═══ Provided material ═══
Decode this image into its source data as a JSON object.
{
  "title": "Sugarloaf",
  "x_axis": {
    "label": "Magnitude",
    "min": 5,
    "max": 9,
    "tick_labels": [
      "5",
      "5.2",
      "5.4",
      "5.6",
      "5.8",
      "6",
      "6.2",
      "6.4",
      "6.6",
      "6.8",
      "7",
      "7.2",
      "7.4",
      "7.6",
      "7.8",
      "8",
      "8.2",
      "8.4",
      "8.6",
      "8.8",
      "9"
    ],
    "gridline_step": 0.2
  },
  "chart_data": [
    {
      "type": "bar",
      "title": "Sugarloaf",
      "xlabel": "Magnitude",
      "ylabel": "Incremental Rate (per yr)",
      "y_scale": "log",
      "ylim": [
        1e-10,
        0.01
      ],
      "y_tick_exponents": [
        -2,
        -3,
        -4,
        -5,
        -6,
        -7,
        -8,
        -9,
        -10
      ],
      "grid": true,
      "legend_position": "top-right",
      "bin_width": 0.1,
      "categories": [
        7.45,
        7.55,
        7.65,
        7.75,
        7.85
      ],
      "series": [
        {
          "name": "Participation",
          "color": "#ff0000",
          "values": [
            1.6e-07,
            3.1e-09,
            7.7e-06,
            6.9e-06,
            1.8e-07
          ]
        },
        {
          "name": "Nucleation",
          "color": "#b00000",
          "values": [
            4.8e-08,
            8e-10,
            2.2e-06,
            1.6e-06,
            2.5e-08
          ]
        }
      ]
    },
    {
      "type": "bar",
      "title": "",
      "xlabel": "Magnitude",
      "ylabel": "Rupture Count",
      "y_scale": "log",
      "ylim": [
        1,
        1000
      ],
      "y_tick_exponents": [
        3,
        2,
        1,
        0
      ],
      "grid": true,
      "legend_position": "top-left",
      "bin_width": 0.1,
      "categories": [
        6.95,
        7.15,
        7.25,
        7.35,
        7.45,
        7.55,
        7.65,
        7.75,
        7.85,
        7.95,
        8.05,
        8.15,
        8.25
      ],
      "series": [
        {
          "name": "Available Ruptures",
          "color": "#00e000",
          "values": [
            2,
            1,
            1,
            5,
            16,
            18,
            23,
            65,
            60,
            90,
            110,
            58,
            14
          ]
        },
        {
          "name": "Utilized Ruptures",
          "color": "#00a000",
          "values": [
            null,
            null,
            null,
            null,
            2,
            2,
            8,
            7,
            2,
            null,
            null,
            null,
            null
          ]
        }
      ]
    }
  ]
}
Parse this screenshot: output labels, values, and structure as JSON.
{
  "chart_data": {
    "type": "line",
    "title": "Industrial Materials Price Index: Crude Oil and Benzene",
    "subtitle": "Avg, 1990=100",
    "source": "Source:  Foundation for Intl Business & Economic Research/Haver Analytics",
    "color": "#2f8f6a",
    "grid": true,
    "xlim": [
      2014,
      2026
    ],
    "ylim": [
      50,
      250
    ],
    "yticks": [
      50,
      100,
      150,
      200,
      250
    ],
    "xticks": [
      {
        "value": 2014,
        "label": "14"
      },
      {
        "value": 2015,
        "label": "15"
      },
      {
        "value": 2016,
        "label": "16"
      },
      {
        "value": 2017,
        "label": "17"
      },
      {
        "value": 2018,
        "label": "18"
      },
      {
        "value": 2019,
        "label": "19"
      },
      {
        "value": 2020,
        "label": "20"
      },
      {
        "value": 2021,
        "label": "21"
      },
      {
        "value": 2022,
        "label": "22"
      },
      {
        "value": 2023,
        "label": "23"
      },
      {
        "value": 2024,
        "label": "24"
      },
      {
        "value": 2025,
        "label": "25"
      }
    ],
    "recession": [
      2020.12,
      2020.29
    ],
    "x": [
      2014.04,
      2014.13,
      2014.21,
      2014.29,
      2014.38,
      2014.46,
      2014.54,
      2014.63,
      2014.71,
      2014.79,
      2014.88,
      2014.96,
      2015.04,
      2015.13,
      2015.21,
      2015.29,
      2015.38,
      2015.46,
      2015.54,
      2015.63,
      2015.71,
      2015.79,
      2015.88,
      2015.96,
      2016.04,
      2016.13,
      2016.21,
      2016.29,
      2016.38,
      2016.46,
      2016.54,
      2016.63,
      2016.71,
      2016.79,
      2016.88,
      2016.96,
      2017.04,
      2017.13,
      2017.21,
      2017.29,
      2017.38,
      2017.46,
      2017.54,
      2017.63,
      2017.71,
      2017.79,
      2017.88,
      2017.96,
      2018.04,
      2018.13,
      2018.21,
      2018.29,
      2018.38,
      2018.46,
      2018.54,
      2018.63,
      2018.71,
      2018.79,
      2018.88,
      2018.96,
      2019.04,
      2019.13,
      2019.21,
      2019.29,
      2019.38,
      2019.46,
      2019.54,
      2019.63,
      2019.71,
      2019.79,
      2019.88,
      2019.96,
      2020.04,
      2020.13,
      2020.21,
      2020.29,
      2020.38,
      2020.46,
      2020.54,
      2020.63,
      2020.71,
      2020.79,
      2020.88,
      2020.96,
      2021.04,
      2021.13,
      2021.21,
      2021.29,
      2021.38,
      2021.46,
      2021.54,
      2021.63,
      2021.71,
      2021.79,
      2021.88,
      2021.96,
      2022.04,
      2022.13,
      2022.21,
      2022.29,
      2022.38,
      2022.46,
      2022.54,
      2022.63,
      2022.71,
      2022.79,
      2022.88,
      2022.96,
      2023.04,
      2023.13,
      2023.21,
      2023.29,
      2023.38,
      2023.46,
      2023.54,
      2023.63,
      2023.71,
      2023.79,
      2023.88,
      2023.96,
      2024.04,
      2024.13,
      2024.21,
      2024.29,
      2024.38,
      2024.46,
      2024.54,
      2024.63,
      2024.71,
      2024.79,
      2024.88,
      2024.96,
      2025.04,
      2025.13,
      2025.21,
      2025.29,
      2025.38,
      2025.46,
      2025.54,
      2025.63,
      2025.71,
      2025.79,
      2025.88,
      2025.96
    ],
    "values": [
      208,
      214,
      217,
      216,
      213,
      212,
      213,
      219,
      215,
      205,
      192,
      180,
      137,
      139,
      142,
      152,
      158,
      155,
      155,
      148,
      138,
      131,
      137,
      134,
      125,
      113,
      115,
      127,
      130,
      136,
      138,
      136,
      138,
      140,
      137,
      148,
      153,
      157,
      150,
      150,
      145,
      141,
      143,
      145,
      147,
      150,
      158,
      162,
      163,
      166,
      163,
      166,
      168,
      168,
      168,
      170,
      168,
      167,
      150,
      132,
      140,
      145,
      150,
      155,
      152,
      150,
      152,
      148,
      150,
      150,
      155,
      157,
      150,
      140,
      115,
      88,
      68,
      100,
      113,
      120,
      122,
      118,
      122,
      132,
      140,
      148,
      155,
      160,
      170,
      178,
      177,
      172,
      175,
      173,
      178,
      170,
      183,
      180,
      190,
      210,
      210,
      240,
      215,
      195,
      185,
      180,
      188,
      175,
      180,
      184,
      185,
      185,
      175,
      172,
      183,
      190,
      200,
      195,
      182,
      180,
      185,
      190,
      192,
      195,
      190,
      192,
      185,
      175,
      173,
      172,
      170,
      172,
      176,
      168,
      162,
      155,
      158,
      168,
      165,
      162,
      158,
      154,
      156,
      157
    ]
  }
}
═══
# Problem details:
Copy all the lines, exactly.

# Worked answer:
Decode this image into its source data as a JSON object.
{
  "title": "Sugarloaf",
  "x_axis": {
    "label": "Magnitude",
    "min": 5,
    "max": 9,
    "tick_labels": [
      "5",
      "5.2",
      "5.4",
      "5.6",
      "5.8",
      "6",
      "6.2",
      "6.4",
      "6.6",
      "6.8",
      "7",
      "7.2",
      "7.4",
      "7.6",
      "7.8",
      "8",
      "8.2",
      "8.4",
      "8.6",
      "8.8",
      "9"
    ],
    "gridline_step": 0.2
  },
  "chart_data": [
    {
      "type": "bar",
      "title": "Sugarloaf",
      "xlabel": "Magnitude",
      "ylabel": "Incremental Rate (per yr)",
      "y_scale": "log",
      "ylim": [
        1e-10,
        0.01
      ],
      "y_tick_exponents": [
        -2,
        -3,
        -4,
        -5,
        -6,
        -7,
        -8,
        -9,
        -10
      ],
      "grid": true,
      "legend_position": "top-right",
      "bin_width": 0.1,
      "categories": [
        7.45,
        7.55,
        7.65,
        7.75,
        7.85
      ],
      "series": [
        {
          "name": "Participation",
          "color": "#ff0000",
          "values": [
            1.6e-07,
            3.1e-09,
            7.7e-06,
            6.9e-06,
            1.8e-07
          ]
        },
        {
          "name": "Nucleation",
          "color": "#b00000",
          "values": [
            4.8e-08,
            8e-10,
            2.2e-06,
            1.6e-06,
            2.5e-08
          ]
        }
      ]
    },
    {
      "type": "bar",
      "title": "",
      "xlabel": "Magnitude",
      "ylabel": "Rupture Count",
      "y_scale": "log",
      "ylim": [
        1,
        1000
      ],
      "y_tick_exponents": [
        3,
        2,
        1,
        0
      ],
      "grid": true,
      "legend_position": "top-left",
      "bin_width": 0.1,
      "categories": [
        6.95,
        7.15,
        7.25,
        7.35,
        7.45,
        7.55,
        7.65,
        7.75,
        7.85,
        7.95,
        8.05,
        8.15,
        8.25
      ],
      "series": [
        {
          "name": "Available Ruptures",
          "color": "#00e000",
          "values": [
            2,
            1,
            1,
            5,
            16,
            18,
            23,
            65,
            60,
            90,
            110,
            58,
            14
          ]
        },
        {
          "name": "Utilized Ruptures",
          "color": "#00a000",
          "values": [
            null,
            null,
            null,
            null,
            2,
            2,
            8,
            7,
            2,
            null,
            null,
            null,
            null
          ]
        }
      ]
    }
  ]
}
Parse this screenshot: output labels, values, and structure as JSON.
{
  "chart_data": {
    "type": "line",
    "title": "Industrial Materials Price Index: Crude Oil and Benzene",
    "subtitle": "Avg, 1990=100",
    "source": "Source:  Foundation for Intl Business & Economic Research/Haver Analytics",
    "color": "#2f8f6a",
    "grid": true,
    "xlim": [
      2014,
      2026
    ],
    "ylim": [
      50,
      250
    ],
    "yticks": [
      50,
      100,
      150,
      200,
      250
    ],
    "xticks": [
      {
        "value": 2014,
        "label": "14"
      },
      {
        "value": 2015,
        "label": "15"
      },
      {
        "value": 2016,
        "label": "16"
      },
      {
        "value": 2017,
        "label": "17"
      },
      {
        "value": 2018,
        "label": "18"
      },
      {
        "value": 2019,
        "label": "19"
      },
      {
        "value": 2020,
        "label": "20"
      },
      {
        "value": 2021,
        "label": "21"
      },
      {
        "value": 2022,
        "label": "22"
      },
      {
        "value": 2023,
        "label": "23"
      },
      {
        "value": 2024,
        "label": "24"
      },
      {
        "value": 2025,
        "label": "25"
      }
    ],
    "recession": [
      2020.12,
      2020.29
    ],
    "x": [
      2014.04,
      2014.13,
      2014.21,
      2014.29,
      2014.38,
      2014.46,
      2014.54,
      2014.63,
      2014.71,
      2014.79,
      2014.88,
      2014.96,
      2015.04,
      2015.13,
      2015.21,
      2015.29,
      2015.38,
      2015.46,
      2015.54,
      2015.63,
      2015.71,
      2015.79,
      2015.88,
      2015.96,
      2016.04,
      2016.13,
      2016.21,
      2016.29,
      2016.38,
      2016.46,
      2016.54,
      2016.63,
      2016.71,
      2016.79,
      2016.88,
      2016.96,
      2017.04,
      2017.13,
      2017.21,
      2017.29,
      2017.38,
      2017.46,
      2017.54,
      2017.63,
      2017.71,
      2017.79,
      2017.88,
      2017.96,
      2018.04,
      2018.13,
      2018.21,
      2018.29,
      2018.38,
      2018.46,
      2018.54,
      2018.63,
      2018.71,
      2018.79,
      2018.88,
      2018.96,
      2019.04,
      2019.13,
      2019.21,
      2019.29,
      2019.38,
      2019.46,
      2019.54,
      2019.63,
      2019.71,
      2019.79,
      2019.88,
      2019.96,
      2020.04,
      2020.13,
      2020.21,
      2020.29,
      2020.38,
      2020.46,
      2020.54,
      2020.63,
      2020.71,
      2020.79,
      2020.88,
      2020.96,
      2021.04,
      2021.13,
      2021.21,
      2021.29,
      2021.38,
      2021.46,
      2021.54,
      2021.63,
      2021.71,
      2021.79,
      2021.88,
      2021.96,
      2022.04,
      2022.13,
      2022.21,
      2022.29,
      2022.38,
      2022.46,
      2022.54,
      2022.63,
      2022.71,
      2022.79,
      2022.88,
      2022.96,
      2023.04,
      2023.13,
      2023.21,
      2023.29,
      2023.38,
      2023.46,
      2023.54,
      2023.63,
      2023.71,
      2023.79,
      2023.88,
      2023.96,
      2024.04,
      2024.13,
      2024.21,
      2024.29,
      2024.38,
      2024.46,
      2024.54,
      2024.63,
      2024.71,
      2024.79,
      2024.88,
      2024.96,
      2025.04,
      2025.13,
      2025.21,
      2025.29,
      2025.38,
      2025.46,
      2025.54,
      2025.63,
      2025.71,
      2025.79,
      2025.88,
      2025.96
    ],
    "values": [
      208,
      214,
      217,
      216,
      213,
      212,
      213,
      219,
      215,
      205,
      192,
      180,
      137,
      139,
      142,
      152,
      158,
      155,
      155,
      148,
      138,
      131,
      137,
      134,
      125,
      113,
      115,
      127,
      130,
      136,
      138,
      136,
      138,
      140,
      137,
      148,
      153,
      157,
      150,
      150,
      145,
      141,
      143,
      145,
      147,
      150,
      158,
      162,
      163,
      166,
      163,
      166,
      168,
      168,
      168,
      170,
      168,
      167,
      150,
      132,
      140,
      145,
      150,
      155,
      152,
      150,
      152,
      148,
      150,
      150,
      155,
      157,
      150,
      140,
      115,
      88,
      68,
      100,
      113,
      120,
      122,
      118,
      122,
      132,
      140,
      148,
      155,
      160,
      170,
      178,
      177,
      172,
      175,
      173,
      178,
      170,
      183,
      180,
      190,
      210,
      210,
      240,
      215,
      195,
      185,
      180,
      188,
      175,
      180,
      184,
      185,
      185,
      175,
      172,
      183,
      190,
      200,
      195,
      182,
      180,
      185,
      190,
      192,
      195,
      190,
      192,
      185,
      175,
      173,
      172,
      170,
      172,
      176,
      168,
      162,
      155,
      158,
      168,
      165,
      162,
      158,
      154,
      156,
      157
    ]
  }
}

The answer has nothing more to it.